- _CHALLENGE_
Give every line from the entries that contains "First".

Data records
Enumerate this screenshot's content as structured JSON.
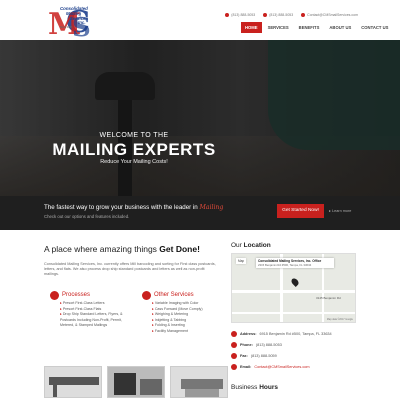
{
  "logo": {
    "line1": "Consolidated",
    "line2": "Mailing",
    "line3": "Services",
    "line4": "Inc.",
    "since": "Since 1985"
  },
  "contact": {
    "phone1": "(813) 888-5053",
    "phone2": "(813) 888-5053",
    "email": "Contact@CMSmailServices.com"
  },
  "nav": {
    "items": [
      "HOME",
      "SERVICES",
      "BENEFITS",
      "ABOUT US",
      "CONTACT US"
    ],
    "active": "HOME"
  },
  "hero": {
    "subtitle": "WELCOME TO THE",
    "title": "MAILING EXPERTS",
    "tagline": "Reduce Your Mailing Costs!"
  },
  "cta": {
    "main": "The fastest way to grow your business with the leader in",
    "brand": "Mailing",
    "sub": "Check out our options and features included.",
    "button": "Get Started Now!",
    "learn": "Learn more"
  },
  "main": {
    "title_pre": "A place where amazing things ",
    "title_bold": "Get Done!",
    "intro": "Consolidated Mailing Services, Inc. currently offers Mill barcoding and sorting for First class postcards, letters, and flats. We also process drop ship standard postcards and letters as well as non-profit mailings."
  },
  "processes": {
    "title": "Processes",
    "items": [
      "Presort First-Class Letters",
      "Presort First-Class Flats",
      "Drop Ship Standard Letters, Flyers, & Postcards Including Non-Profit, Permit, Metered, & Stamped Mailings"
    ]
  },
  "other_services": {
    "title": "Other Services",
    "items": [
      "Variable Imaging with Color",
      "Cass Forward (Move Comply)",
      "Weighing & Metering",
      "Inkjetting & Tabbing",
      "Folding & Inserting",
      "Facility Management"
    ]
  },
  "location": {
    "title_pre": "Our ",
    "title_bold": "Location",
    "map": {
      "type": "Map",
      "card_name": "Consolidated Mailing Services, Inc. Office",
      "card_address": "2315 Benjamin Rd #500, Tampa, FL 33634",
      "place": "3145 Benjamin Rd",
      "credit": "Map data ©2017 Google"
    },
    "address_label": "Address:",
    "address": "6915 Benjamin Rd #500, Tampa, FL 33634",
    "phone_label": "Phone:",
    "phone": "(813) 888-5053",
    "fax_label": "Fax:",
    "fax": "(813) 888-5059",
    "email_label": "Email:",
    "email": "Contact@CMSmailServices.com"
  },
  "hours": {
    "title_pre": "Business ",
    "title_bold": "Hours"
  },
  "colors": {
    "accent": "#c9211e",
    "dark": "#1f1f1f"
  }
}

- _RESPONSE_
    "intro": "Consolidated Mailing Services, Inc. currently offers Mill barcoding and sorting for First class postcards, letters, and flats. We also process drop ship standard postcards and letters as well as non-profit mailings."
      "Presort First-Class Letters",
      "Presort First-Class Flats",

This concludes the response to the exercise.